** start of Stored data **

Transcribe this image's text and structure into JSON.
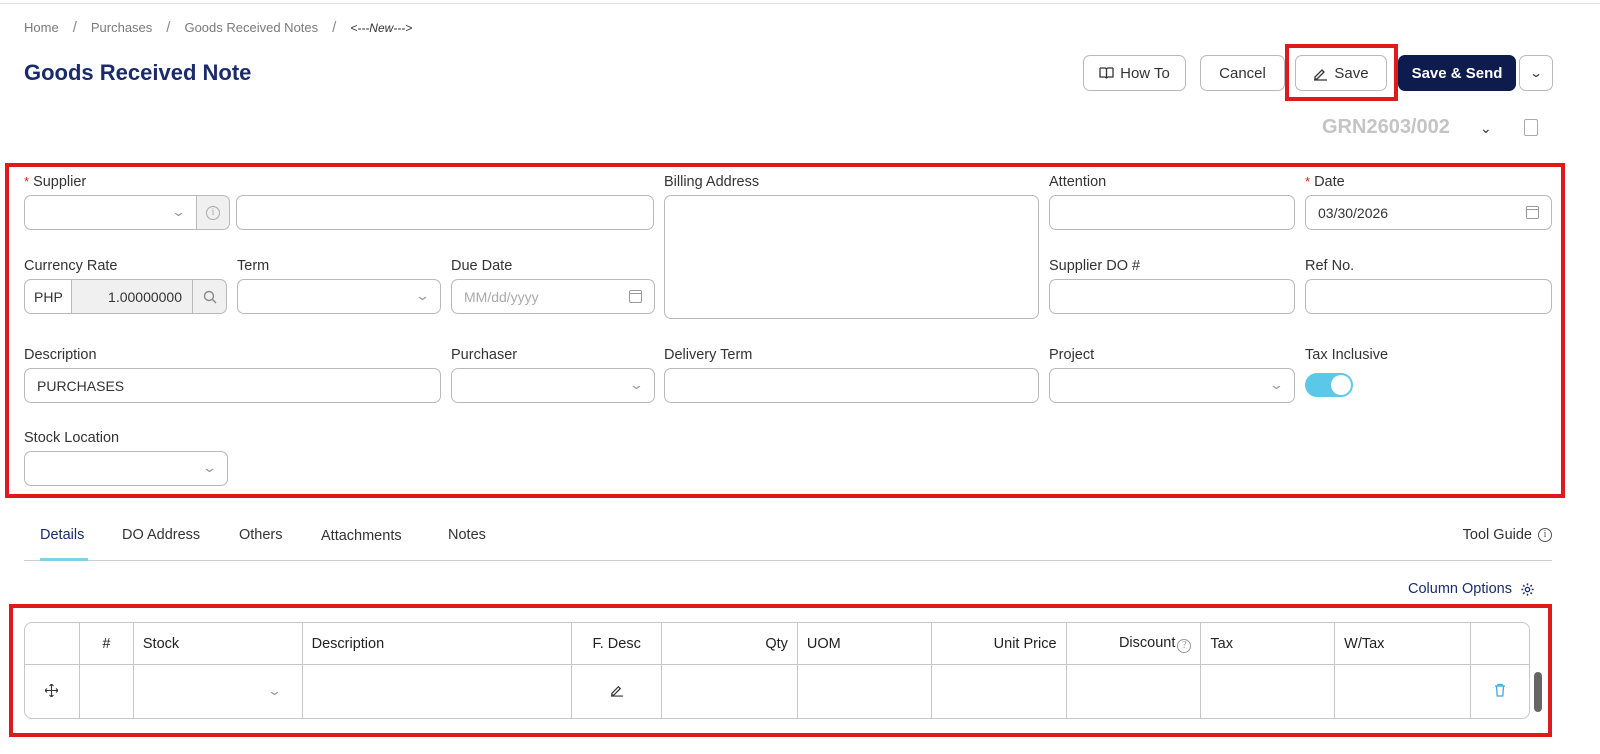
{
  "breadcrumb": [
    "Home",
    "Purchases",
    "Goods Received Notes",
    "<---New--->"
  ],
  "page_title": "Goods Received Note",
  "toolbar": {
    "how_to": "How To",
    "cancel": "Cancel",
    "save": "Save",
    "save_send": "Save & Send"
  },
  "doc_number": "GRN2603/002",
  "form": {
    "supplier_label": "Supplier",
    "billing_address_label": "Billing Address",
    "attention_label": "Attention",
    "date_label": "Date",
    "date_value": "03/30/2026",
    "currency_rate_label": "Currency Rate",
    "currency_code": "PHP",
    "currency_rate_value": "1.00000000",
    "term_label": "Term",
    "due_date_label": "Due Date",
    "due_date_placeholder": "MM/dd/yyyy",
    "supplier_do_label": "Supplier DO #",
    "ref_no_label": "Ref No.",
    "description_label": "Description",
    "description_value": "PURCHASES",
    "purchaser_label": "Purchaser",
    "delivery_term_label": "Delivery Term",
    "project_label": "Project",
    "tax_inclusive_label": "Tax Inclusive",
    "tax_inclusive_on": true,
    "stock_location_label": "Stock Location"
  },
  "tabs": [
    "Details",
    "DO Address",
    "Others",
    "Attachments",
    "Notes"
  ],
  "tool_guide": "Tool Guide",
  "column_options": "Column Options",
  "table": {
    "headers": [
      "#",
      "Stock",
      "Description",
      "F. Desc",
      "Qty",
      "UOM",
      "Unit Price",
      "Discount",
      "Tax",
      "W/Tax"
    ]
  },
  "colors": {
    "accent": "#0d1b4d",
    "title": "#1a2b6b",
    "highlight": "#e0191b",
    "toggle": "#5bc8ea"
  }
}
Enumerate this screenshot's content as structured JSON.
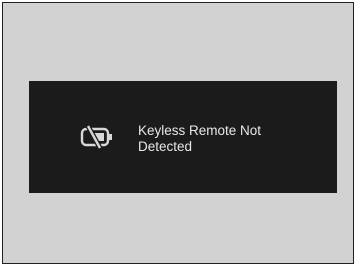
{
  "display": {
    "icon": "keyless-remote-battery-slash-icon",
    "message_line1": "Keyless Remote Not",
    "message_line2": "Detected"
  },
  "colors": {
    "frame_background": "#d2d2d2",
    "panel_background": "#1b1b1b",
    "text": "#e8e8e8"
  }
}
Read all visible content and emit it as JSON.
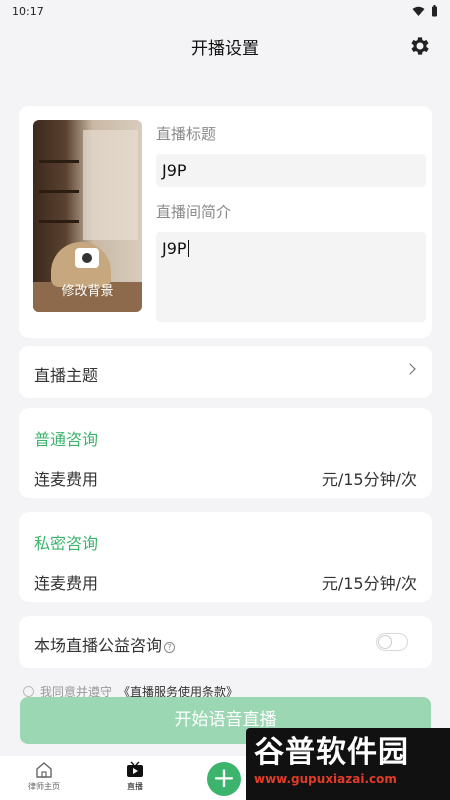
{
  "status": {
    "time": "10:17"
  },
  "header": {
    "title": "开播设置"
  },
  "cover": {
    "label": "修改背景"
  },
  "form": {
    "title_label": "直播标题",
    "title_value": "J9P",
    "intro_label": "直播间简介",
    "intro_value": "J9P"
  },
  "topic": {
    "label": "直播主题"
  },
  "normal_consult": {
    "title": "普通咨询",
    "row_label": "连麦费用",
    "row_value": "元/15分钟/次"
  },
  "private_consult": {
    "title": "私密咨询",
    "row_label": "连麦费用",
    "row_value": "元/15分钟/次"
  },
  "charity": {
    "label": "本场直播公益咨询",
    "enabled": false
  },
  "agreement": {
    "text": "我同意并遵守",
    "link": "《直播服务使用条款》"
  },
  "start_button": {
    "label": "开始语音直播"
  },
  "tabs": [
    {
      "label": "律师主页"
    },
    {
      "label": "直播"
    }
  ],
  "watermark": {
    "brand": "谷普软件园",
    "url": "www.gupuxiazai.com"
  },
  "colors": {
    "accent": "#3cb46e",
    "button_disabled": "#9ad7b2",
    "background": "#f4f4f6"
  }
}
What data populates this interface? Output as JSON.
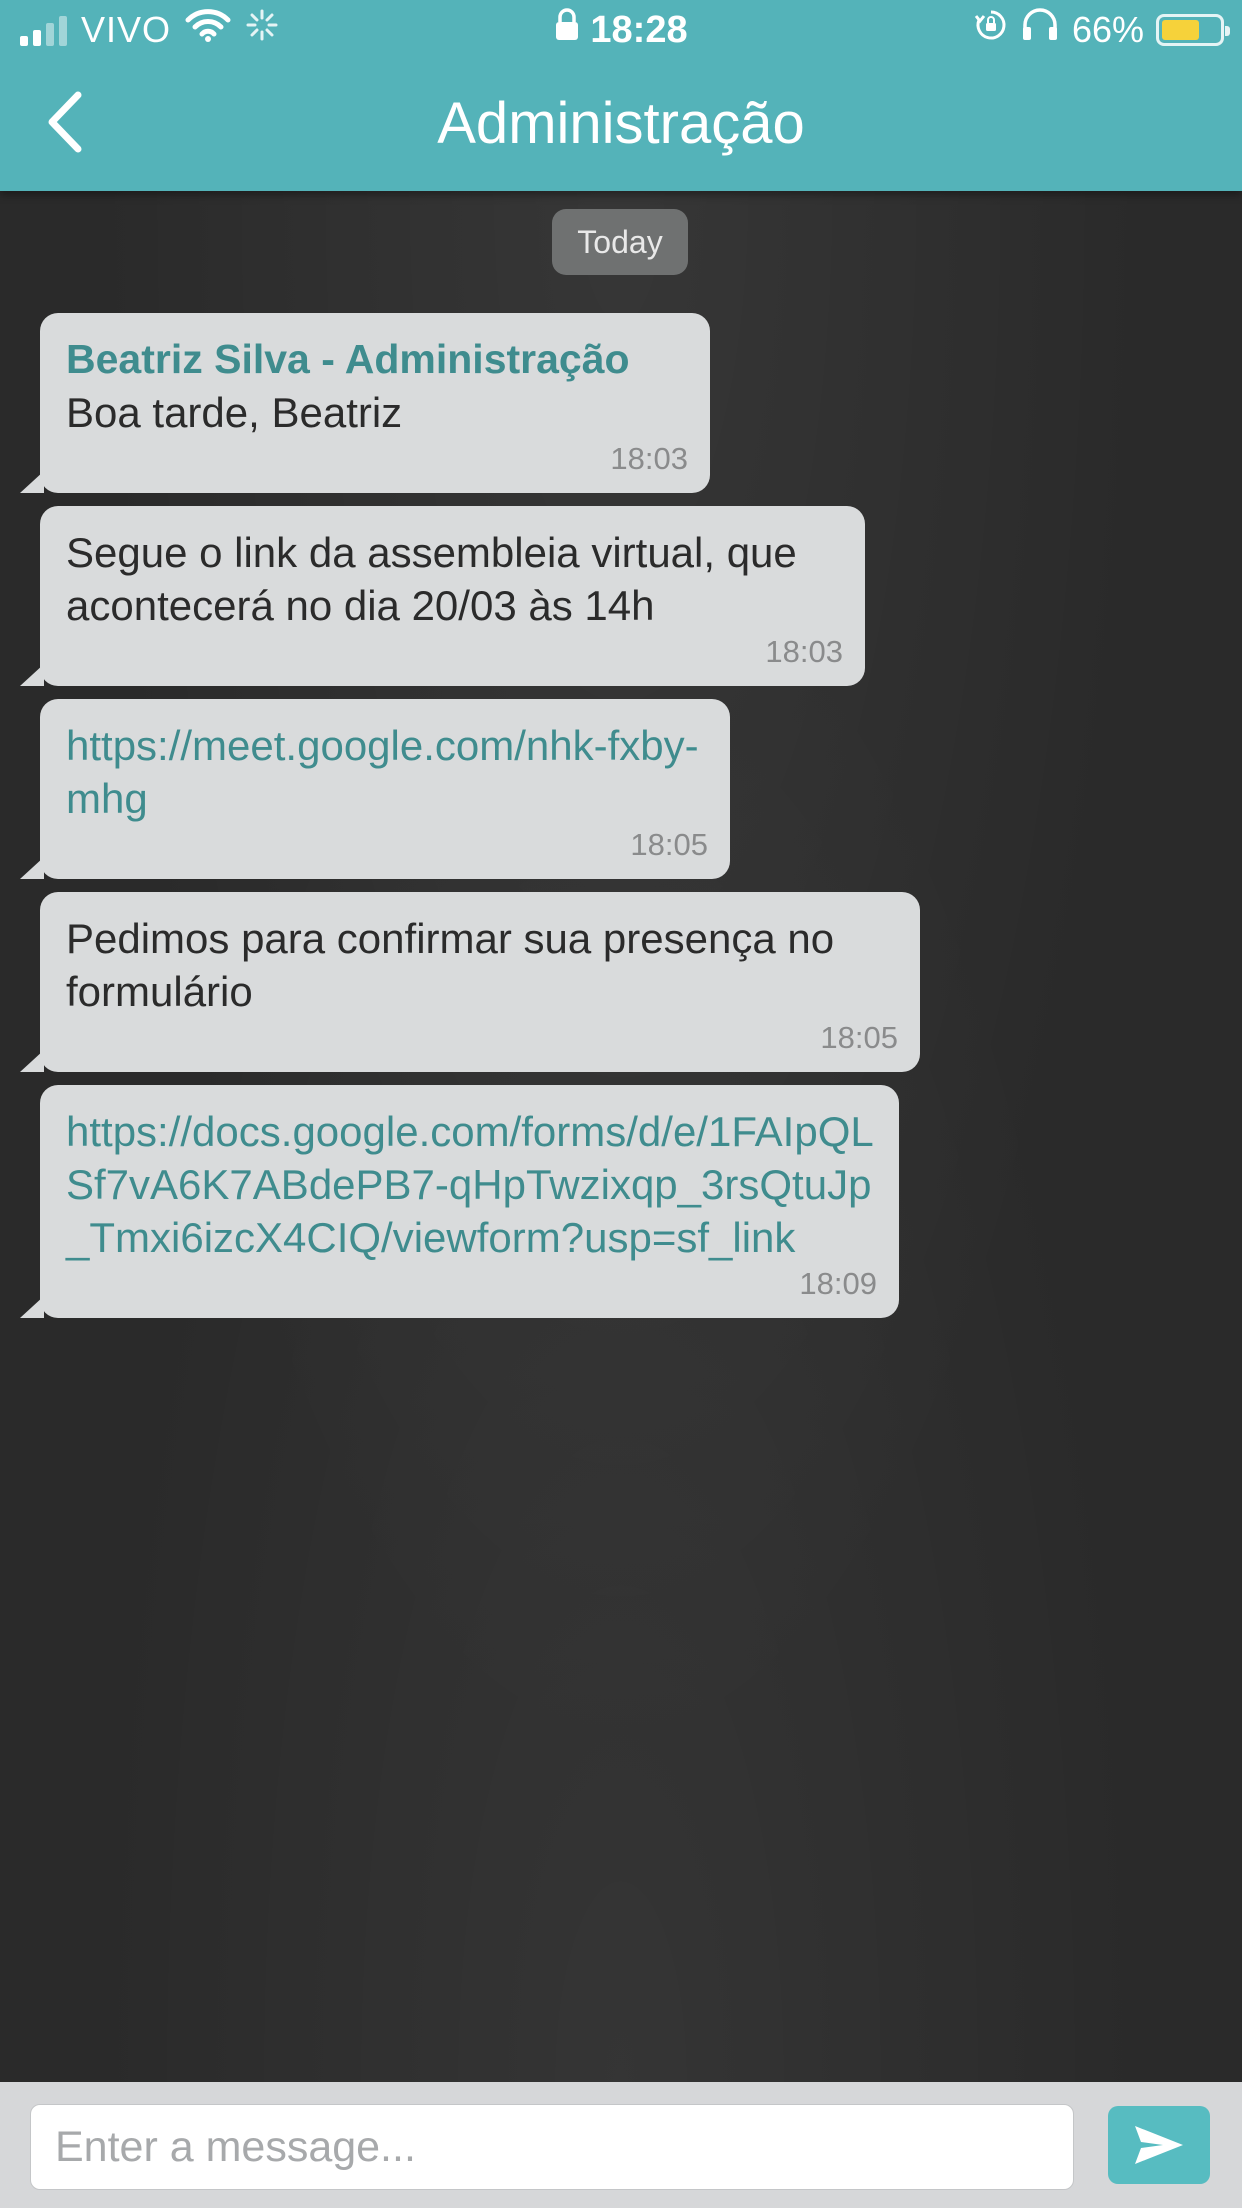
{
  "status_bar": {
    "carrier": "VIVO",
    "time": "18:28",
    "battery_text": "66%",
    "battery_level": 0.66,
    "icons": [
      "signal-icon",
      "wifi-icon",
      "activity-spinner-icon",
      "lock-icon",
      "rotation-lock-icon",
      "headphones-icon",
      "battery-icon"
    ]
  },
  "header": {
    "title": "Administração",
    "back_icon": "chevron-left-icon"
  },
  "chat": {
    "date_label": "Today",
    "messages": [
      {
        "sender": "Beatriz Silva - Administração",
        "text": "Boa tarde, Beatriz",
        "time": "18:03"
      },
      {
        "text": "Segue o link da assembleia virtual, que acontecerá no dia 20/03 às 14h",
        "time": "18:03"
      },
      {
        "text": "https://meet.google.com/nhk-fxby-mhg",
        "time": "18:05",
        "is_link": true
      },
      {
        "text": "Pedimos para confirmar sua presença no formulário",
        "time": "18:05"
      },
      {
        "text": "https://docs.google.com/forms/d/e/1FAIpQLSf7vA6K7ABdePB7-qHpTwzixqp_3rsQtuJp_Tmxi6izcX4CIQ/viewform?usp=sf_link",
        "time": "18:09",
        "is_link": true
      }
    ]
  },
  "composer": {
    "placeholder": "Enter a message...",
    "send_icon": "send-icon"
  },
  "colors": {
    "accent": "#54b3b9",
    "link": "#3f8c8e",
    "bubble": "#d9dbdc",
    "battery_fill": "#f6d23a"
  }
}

** end of Stored data **

Restate the records word for word, omitting images.

Transcribe this image's text and structure into JSON.
{
  "breadcrumb": [
    "Home",
    "Purchases",
    "Goods Received Notes",
    "<---New--->"
  ],
  "page_title": "Goods Received Note",
  "toolbar": {
    "how_to": "How To",
    "cancel": "Cancel",
    "save": "Save",
    "save_send": "Save & Send"
  },
  "doc_number": "GRN2603/002",
  "form": {
    "supplier_label": "Supplier",
    "billing_address_label": "Billing Address",
    "attention_label": "Attention",
    "date_label": "Date",
    "date_value": "03/30/2026",
    "currency_rate_label": "Currency Rate",
    "currency_code": "PHP",
    "currency_rate_value": "1.00000000",
    "term_label": "Term",
    "due_date_label": "Due Date",
    "due_date_placeholder": "MM/dd/yyyy",
    "supplier_do_label": "Supplier DO #",
    "ref_no_label": "Ref No.",
    "description_label": "Description",
    "description_value": "PURCHASES",
    "purchaser_label": "Purchaser",
    "delivery_term_label": "Delivery Term",
    "project_label": "Project",
    "tax_inclusive_label": "Tax Inclusive",
    "tax_inclusive_on": true,
    "stock_location_label": "Stock Location"
  },
  "tabs": [
    "Details",
    "DO Address",
    "Others",
    "Attachments",
    "Notes"
  ],
  "tool_guide": "Tool Guide",
  "column_options": "Column Options",
  "table": {
    "headers": [
      "#",
      "Stock",
      "Description",
      "F. Desc",
      "Qty",
      "UOM",
      "Unit Price",
      "Discount",
      "Tax",
      "W/Tax"
    ]
  },
  "colors": {
    "accent": "#0d1b4d",
    "title": "#1a2b6b",
    "highlight": "#e0191b",
    "toggle": "#5bc8ea"
  }
}
Enumerate this screenshot's content as structured JSON.
{
  "display": {
    "icon": "keyless-remote-battery-slash-icon",
    "message_line1": "Keyless Remote Not",
    "message_line2": "Detected"
  },
  "colors": {
    "frame_background": "#d2d2d2",
    "panel_background": "#1b1b1b",
    "text": "#e8e8e8"
  }
}
Read all visible content and emit it as JSON.
{
  "status": {
    "time": "10:17"
  },
  "header": {
    "title": "开播设置"
  },
  "cover": {
    "label": "修改背景"
  },
  "form": {
    "title_label": "直播标题",
    "title_value": "J9P",
    "intro_label": "直播间简介",
    "intro_value": "J9P"
  },
  "topic": {
    "label": "直播主题"
  },
  "normal_consult": {
    "title": "普通咨询",
    "row_label": "连麦费用",
    "row_value": "元/15分钟/次"
  },
  "private_consult": {
    "title": "私密咨询",
    "row_label": "连麦费用",
    "row_value": "元/15分钟/次"
  },
  "charity": {
    "label": "本场直播公益咨询",
    "enabled": false
  },
  "agreement": {
    "text": "我同意并遵守",
    "link": "《直播服务使用条款》"
  },
  "start_button": {
    "label": "开始语音直播"
  },
  "tabs": [
    {
      "label": "律师主页"
    },
    {
      "label": "直播"
    }
  ],
  "watermark": {
    "brand": "谷普软件园",
    "url": "www.gupuxiazai.com"
  },
  "colors": {
    "accent": "#3cb46e",
    "button_disabled": "#9ad7b2",
    "background": "#f4f4f6"
  }
}
What data populates this interface? Output as JSON.
{
  "status_bar": {
    "carrier": "VIVO",
    "time": "18:28",
    "battery_text": "66%",
    "battery_level": 0.66,
    "icons": [
      "signal-icon",
      "wifi-icon",
      "activity-spinner-icon",
      "lock-icon",
      "rotation-lock-icon",
      "headphones-icon",
      "battery-icon"
    ]
  },
  "header": {
    "title": "Administração",
    "back_icon": "chevron-left-icon"
  },
  "chat": {
    "date_label": "Today",
    "messages": [
      {
        "sender": "Beatriz Silva - Administração",
        "text": "Boa tarde, Beatriz",
        "time": "18:03"
      },
      {
        "text": "Segue o link da assembleia virtual, que acontecerá no dia 20/03 às 14h",
        "time": "18:03"
      },
      {
        "text": "https://meet.google.com/nhk-fxby-mhg",
        "time": "18:05",
        "is_link": true
      },
      {
        "text": "Pedimos para confirmar sua presença no formulário",
        "time": "18:05"
      },
      {
        "text": "https://docs.google.com/forms/d/e/1FAIpQLSf7vA6K7ABdePB7-qHpTwzixqp_3rsQtuJp_Tmxi6izcX4CIQ/viewform?usp=sf_link",
        "time": "18:09",
        "is_link": true
      }
    ]
  },
  "composer": {
    "placeholder": "Enter a message...",
    "send_icon": "send-icon"
  },
  "colors": {
    "accent": "#54b3b9",
    "link": "#3f8c8e",
    "bubble": "#d9dbdc",
    "battery_fill": "#f6d23a"
  }
}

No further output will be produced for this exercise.